• _Dataset rows_:
>> Begin
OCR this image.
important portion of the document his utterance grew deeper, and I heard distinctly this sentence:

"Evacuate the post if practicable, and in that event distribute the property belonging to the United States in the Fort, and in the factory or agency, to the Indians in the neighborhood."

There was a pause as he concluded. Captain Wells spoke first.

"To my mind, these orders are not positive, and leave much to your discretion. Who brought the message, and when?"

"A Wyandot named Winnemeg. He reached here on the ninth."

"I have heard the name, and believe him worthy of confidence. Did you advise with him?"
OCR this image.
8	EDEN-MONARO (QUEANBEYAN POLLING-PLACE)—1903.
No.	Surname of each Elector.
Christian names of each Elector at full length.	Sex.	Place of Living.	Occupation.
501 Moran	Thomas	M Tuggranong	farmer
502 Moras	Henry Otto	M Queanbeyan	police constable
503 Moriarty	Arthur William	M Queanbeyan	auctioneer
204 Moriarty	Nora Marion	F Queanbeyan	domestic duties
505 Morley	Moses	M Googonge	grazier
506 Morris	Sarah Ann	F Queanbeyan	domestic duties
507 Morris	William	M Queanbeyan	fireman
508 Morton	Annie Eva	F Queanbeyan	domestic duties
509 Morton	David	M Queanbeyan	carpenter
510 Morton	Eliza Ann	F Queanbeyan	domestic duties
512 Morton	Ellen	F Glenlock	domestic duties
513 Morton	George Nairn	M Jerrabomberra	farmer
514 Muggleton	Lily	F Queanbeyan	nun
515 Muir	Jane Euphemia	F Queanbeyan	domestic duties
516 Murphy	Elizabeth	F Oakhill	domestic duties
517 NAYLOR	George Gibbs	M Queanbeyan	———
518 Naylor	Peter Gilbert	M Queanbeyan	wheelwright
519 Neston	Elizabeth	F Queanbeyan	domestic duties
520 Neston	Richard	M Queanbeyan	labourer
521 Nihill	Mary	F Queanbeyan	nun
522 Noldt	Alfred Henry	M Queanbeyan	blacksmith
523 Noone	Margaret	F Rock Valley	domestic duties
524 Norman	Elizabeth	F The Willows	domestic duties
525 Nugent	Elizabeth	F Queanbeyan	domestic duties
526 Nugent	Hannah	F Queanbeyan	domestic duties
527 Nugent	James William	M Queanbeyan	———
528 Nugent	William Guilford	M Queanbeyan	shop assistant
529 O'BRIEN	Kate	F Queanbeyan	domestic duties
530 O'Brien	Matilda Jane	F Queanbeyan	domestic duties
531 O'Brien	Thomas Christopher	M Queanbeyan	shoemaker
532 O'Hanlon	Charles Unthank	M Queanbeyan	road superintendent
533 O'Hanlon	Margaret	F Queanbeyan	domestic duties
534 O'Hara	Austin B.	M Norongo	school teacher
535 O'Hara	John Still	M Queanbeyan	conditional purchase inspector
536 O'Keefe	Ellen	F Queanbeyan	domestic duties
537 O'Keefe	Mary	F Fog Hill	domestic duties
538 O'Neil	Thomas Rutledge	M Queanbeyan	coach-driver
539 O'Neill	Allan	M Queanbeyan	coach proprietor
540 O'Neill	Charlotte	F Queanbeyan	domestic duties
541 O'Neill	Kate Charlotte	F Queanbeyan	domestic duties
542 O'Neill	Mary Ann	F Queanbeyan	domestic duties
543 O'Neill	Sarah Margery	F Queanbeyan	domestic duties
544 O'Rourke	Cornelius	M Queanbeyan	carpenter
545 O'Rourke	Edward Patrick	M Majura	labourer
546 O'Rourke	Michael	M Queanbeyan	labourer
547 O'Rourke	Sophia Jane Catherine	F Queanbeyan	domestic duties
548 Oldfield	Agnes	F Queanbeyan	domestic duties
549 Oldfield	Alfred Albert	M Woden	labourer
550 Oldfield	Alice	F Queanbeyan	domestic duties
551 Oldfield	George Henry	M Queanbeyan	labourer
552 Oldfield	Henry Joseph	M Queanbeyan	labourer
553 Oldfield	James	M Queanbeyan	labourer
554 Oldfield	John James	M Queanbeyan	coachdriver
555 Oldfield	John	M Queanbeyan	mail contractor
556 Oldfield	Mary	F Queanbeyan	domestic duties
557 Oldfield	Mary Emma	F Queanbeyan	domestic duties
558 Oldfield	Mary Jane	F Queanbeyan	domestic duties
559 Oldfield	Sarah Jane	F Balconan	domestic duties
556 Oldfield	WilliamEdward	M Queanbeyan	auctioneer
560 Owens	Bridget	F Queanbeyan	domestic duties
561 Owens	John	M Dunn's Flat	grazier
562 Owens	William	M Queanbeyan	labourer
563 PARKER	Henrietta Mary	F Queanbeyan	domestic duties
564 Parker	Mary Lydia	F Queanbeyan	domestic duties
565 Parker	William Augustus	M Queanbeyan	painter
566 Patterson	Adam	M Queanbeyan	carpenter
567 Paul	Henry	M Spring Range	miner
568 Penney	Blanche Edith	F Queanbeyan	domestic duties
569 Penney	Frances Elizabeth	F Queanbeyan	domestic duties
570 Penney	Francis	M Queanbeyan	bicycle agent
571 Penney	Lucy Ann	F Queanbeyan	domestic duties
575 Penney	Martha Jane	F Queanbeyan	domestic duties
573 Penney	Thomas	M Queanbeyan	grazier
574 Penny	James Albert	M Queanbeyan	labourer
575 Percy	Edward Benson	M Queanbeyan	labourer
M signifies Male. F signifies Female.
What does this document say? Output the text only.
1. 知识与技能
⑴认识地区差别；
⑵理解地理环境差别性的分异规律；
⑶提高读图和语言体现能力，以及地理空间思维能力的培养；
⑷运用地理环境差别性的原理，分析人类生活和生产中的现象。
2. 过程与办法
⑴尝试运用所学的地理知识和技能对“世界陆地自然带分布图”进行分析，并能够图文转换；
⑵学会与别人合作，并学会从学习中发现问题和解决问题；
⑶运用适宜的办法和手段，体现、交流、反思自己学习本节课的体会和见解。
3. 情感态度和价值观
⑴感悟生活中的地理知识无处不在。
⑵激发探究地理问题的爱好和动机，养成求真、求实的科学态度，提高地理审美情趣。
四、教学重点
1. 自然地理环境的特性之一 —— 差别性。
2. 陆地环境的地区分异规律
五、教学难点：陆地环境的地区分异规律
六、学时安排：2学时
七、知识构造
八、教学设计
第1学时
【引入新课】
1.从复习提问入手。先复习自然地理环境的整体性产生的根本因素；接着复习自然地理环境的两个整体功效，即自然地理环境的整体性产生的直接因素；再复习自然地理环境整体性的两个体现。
>> End
• _Problem statement_:
From the data above, copy each line that holds "Elector".

• _The output_:
No.	Surname of each Elector.
Christian names of each Elector at full length.	Sex.	Place of Living.	Occupation.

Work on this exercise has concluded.